> _Text_:
_ _ _

TABLE 3 True Diagnosis Analysis of Immunopositive Smears True diagnosis Test result HSIL/AIS/CA LSIL/Atpia Atypical cell 123 14 Positive Normal cell only 0 74 Positive - The categories of AGUS diagnosis and their patterns of immunostaining: It is clear from the preceding data that high grade lesions are predicted on the basis of MN/CA9 immunostaining of atypical cells in the relevant Pap smears that have received a general diagnosis of AGUS. FIG. 4 shows how predictive AGUS diagnoses ( i.e. AGUS-favor reactive, AGUS-NOS and AGUS-favor neoplastic) were when compared to their respective patterns of MN/CA9 immunostaining.
- AGUS-FAVOR REACTIVE: A total of 29 cases were diagnosed in this category. In keeping with the cytologic diagnoses, follow up biopsies were benign in 45% (n=13). All of these were MN/CA9 negative. Three cases of atypia and 10 cases of LSIL were diagnosed. All of these showed MN/CA9 immunostaining of normal ECs only. There were also 1 case of HSIL and 2 cases of AIS. All were MN/CA9 positive, with atypical cells staining. Importantly, the few cases where significant lesions were seen were predicted by MN/CA9 immunostaining of atypical cells.
- Examples of the Pap staining and immunostaining are shown in FIG. 5. All of the atypical cell clusters in panels A, B, and C show minimal cellular overlap and nuclear pleomorphism, with a mild degree of hyperchromasia. In panel B the atypical cells are associated with ciliated metaplastic cells (arrow). However, when there was MN/CA9 immunostaining of the cells, including ciliated cell clusters (panels E and F), high grade lesions (HSIL) were found in the cervices. Conversely, no dysplastic tissue was identified when no immunostaining was seen (panel D).

_ _ _

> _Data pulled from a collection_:
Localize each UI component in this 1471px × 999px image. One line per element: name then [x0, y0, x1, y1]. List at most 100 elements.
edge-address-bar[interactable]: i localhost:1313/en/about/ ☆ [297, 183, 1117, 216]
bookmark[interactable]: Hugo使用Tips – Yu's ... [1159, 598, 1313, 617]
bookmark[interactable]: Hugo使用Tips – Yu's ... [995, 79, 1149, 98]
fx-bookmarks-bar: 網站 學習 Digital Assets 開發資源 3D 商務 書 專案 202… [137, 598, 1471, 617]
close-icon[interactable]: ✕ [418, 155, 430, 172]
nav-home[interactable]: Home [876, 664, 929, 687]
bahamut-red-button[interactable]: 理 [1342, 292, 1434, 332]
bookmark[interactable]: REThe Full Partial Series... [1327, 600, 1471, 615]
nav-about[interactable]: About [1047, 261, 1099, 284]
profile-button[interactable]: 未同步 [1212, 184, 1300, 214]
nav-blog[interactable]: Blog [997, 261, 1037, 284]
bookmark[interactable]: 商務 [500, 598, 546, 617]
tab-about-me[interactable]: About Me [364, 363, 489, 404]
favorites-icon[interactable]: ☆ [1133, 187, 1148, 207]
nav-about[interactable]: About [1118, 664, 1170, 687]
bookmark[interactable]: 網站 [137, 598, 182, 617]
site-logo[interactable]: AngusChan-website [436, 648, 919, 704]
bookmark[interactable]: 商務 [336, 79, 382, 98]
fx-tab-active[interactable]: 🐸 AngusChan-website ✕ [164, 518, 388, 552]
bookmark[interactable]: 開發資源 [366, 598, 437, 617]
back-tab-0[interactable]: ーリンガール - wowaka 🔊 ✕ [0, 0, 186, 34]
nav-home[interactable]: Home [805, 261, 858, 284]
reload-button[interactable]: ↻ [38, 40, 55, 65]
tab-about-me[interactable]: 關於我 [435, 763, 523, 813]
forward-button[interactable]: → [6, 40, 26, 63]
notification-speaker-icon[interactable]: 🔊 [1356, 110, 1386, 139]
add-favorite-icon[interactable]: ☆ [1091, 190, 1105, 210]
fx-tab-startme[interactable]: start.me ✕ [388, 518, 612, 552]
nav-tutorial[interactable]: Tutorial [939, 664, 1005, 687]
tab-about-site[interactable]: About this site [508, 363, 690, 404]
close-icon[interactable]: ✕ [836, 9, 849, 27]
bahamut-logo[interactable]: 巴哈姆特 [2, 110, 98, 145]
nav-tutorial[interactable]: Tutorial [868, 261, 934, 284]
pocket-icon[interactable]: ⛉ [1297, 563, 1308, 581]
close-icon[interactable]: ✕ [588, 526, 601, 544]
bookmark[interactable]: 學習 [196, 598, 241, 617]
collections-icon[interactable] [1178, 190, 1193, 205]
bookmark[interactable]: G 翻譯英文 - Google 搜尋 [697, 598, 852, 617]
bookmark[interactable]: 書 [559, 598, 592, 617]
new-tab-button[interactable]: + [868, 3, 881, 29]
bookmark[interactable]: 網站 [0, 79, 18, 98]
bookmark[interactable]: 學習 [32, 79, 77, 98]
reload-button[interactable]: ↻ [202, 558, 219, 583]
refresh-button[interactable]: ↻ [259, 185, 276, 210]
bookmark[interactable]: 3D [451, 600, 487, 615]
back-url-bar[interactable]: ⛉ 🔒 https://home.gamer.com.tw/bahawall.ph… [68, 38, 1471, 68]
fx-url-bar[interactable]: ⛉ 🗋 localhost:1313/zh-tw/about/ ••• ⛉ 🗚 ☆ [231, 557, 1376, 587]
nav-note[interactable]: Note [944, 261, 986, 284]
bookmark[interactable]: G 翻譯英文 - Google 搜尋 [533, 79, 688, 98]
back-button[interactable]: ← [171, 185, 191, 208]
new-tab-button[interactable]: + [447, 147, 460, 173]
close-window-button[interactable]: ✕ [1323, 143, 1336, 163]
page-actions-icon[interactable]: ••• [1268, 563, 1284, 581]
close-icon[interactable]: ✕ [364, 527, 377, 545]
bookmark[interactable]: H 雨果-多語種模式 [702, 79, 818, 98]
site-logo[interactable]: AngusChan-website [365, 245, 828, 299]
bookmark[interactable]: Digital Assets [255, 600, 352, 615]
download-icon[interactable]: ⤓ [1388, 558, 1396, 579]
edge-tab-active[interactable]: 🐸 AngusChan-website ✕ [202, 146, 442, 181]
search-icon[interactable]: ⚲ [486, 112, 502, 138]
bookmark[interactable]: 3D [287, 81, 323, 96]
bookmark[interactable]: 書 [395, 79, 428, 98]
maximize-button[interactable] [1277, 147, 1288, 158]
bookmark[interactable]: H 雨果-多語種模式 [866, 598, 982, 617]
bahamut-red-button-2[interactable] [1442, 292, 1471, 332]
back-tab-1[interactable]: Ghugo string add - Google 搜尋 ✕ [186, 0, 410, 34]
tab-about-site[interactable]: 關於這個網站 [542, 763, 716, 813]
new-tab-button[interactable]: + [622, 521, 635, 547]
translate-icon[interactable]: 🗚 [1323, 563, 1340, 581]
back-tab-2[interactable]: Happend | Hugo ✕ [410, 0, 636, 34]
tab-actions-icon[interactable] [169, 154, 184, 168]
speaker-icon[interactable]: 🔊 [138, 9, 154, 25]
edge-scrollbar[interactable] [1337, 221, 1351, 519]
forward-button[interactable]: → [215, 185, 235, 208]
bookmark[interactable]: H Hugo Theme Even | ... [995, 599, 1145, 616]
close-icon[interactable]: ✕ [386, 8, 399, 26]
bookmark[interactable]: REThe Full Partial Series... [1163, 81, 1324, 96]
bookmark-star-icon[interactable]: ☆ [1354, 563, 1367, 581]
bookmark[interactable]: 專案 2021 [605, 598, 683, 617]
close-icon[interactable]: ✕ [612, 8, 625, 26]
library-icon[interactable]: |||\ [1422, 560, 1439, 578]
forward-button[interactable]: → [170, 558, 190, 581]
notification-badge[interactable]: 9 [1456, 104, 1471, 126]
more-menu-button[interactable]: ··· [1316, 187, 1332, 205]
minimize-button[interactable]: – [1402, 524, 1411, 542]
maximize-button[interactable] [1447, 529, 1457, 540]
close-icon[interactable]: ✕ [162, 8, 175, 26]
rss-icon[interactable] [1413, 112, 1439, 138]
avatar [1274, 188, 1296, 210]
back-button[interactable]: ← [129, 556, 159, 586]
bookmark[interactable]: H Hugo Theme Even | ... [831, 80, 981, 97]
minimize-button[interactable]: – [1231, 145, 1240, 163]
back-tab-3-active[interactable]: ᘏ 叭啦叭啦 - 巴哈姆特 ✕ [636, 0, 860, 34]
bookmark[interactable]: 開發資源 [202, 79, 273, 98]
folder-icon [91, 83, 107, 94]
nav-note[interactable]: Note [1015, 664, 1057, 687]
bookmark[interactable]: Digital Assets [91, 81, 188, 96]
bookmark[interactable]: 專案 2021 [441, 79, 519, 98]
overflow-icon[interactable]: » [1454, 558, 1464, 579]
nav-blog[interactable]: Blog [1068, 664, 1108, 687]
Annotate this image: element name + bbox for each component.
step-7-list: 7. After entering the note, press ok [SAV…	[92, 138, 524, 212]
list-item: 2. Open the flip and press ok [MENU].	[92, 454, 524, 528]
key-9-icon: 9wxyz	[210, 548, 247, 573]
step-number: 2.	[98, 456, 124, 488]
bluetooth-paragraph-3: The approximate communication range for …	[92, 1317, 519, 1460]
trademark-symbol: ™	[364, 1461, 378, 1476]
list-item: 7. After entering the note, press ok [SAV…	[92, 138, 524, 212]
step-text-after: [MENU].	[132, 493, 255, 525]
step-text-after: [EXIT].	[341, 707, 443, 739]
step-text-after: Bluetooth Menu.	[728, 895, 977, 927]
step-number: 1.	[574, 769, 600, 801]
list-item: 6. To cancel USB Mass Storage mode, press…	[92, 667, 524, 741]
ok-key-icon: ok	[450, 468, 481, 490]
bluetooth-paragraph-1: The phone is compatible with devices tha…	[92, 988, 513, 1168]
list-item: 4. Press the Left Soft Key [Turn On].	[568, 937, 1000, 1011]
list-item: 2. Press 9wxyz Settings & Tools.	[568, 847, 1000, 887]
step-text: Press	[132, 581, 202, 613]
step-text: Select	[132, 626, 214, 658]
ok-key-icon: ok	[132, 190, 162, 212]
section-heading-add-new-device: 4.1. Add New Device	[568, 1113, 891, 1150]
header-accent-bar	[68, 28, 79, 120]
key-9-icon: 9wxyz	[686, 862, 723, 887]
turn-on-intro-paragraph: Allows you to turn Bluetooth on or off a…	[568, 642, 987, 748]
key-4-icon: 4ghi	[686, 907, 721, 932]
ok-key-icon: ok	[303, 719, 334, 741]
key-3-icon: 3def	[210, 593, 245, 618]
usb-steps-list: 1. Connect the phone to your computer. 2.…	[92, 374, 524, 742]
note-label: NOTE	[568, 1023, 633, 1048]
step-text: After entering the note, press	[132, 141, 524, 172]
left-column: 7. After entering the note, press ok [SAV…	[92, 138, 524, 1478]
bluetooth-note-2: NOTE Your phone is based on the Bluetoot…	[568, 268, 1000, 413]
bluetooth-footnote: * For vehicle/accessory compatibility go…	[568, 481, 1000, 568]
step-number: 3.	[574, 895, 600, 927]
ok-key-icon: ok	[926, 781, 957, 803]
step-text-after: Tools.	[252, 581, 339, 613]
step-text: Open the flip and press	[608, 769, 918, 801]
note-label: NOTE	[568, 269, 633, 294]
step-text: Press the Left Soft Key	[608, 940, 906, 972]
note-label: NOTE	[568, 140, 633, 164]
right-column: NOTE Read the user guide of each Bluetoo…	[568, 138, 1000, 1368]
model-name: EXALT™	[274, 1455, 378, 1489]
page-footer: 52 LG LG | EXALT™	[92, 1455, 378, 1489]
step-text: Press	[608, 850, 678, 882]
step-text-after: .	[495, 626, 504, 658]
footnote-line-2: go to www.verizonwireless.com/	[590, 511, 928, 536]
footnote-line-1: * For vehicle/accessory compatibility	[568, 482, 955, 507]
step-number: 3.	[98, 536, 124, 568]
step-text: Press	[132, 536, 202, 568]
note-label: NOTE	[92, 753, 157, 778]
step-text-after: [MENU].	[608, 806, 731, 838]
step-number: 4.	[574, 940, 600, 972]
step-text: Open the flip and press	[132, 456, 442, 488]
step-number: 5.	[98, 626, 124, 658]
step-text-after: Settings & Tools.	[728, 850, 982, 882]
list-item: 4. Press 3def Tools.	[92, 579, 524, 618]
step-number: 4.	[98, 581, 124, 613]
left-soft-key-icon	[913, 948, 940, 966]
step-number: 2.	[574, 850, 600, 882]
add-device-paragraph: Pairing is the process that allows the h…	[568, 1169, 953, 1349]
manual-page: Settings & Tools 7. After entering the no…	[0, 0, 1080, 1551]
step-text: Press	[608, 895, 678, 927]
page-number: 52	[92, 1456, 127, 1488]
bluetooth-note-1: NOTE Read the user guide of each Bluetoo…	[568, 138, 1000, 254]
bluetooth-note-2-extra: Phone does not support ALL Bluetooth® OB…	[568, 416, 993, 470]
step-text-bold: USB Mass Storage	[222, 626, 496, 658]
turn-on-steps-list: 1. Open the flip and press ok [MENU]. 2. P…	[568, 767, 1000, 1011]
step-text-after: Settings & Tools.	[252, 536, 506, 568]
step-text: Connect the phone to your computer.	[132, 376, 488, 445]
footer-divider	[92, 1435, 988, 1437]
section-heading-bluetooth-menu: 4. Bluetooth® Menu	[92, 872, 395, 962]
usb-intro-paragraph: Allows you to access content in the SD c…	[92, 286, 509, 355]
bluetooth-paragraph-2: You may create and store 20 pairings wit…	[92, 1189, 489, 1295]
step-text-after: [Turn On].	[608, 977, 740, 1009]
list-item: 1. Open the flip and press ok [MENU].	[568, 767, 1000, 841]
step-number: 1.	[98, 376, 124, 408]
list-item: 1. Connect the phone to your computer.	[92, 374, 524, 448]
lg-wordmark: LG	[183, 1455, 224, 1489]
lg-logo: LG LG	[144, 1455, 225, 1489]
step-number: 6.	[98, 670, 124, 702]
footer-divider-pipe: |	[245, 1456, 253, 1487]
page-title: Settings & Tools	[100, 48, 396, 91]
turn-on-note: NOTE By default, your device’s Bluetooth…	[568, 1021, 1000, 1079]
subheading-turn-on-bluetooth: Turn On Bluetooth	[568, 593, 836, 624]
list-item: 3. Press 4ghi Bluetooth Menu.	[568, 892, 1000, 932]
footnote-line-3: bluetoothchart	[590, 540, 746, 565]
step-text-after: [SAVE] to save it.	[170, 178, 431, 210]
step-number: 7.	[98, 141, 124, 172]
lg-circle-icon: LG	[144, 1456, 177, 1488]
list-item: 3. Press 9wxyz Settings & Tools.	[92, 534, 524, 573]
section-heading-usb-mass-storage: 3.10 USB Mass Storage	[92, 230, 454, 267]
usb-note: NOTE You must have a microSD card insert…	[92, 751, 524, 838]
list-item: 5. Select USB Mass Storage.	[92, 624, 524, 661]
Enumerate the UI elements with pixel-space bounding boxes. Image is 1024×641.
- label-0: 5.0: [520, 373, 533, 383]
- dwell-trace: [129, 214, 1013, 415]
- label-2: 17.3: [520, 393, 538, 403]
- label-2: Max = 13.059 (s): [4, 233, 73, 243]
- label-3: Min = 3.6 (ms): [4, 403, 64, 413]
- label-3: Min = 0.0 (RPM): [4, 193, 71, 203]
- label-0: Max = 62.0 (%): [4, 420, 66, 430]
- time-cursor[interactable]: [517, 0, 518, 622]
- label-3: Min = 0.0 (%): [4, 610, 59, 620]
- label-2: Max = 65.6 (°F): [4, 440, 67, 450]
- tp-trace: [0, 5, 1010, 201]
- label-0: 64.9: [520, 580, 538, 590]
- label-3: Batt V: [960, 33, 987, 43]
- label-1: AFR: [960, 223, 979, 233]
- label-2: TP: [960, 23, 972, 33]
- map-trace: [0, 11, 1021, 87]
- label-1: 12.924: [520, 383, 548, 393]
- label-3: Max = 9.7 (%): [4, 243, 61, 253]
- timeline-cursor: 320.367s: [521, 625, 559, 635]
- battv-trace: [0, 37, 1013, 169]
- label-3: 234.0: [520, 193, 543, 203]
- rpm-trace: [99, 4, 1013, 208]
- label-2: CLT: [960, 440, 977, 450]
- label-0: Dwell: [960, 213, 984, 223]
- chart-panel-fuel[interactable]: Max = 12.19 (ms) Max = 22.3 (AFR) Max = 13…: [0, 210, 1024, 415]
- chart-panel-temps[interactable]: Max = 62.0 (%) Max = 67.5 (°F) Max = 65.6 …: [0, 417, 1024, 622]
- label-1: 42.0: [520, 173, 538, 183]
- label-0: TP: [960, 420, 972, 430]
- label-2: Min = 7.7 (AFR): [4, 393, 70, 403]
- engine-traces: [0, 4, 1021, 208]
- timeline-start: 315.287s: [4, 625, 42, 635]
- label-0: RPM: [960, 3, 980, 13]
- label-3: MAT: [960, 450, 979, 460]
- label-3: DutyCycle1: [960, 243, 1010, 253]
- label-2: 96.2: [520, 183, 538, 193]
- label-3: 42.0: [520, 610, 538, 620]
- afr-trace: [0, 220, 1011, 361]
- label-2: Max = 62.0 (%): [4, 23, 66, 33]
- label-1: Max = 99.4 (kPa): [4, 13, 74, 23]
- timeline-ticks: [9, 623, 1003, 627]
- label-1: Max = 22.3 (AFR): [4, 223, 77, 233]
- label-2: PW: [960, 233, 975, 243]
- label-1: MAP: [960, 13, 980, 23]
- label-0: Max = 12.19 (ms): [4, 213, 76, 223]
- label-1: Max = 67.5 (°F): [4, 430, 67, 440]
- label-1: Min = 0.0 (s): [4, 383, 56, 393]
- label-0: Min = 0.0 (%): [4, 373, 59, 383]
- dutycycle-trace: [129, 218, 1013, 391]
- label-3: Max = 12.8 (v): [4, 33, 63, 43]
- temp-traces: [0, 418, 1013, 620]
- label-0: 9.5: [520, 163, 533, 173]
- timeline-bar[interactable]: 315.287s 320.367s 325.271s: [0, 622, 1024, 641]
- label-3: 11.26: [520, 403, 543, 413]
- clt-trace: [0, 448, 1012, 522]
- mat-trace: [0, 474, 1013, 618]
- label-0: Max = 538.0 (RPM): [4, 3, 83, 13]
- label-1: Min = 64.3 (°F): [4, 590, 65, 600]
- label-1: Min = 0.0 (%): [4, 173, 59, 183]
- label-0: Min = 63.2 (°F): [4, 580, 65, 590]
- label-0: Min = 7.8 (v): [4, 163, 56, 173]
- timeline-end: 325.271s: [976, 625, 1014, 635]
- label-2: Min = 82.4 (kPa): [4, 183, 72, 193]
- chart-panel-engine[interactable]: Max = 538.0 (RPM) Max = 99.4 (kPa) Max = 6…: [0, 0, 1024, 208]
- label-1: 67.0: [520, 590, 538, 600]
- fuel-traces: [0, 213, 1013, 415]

_ _ _

> _What you will do_: Carry on the passage about MN/CA9 immunostaining of Pap smears, starting right after its last sentence.

> _Written answer_:
- AGUS-NOS (not otherwise specified): This was the largest category of the AGUS diagnoses (n=157). The histologic diagnoses clearly indicate the clinical problem with this area. The full range of benign, low grade and high grade lesions were found, with significant numbers in each category (Table 2). Once again, all high grade lesions showed MN/CA9 immunostaining of atypical cells in Pap smears. In the cases of LSIL, only 14/76 showed this pattern; immunostaining, of normal ECs only was seen in the remainder, as was seen in the cases of the histologic diagnoses of atypia. Thus, in those cases where significant lesions (HSIL and AIS) were present, they were readily diagnosed on the basis of MN/CA9 positivity. Importantly, they represented 46% of the total in this category of AGUS-NOS.
- Examples of the Pap staining and immunostaining are shown in FIG. 6. All of the atypical cells in panels A, B and C show cellular overlap, moderate nuclear pleomorphism and slightly increased nuclear/cytoplasmic ratio. Again, HSIL (panel E) and AIS (panel F) were histologically identified only in those cases where atypical cells stained positive. No dysplastic lesion was observed in those cases in which no MN/CA9 immunostaining was detected (panel D).
- AGUS-FAVOR NEOPLASTIC: The majority of histologic diagnoses in this category confirmed the presence of significant lesions (HSIL, AIS/CA). As illustrated in Table 2, there were 27 (46%) HSIL and 21 (36%) AIS/CA cases. All showed MN/CA9 immunostaining of atypical cells. Those cases diagnosed as LSIL and atypia (n=9 and n=1, respectively) showed positive staining of normal ECs only. Once again the MN/CA9 immunostaining pattern accurately predicted the presence of significant lesions.
- Examples of the Pap staining and immunostaining are shown in FIG. 7. All of the atypical cell clusters in panels A, B and C show cellular overlap, marked nuclear pleomorphism, hyperchromasia and increased nuclear/cytoplasmic ratio. HSIL and AIS were observed in the corresponding cervices of those Pap smears where MN/CA9 immunostaining was seen in the atypical cell clusters (panels E and F). Benign histology was seen in the MN/CA9 negative Pap smear (panel D).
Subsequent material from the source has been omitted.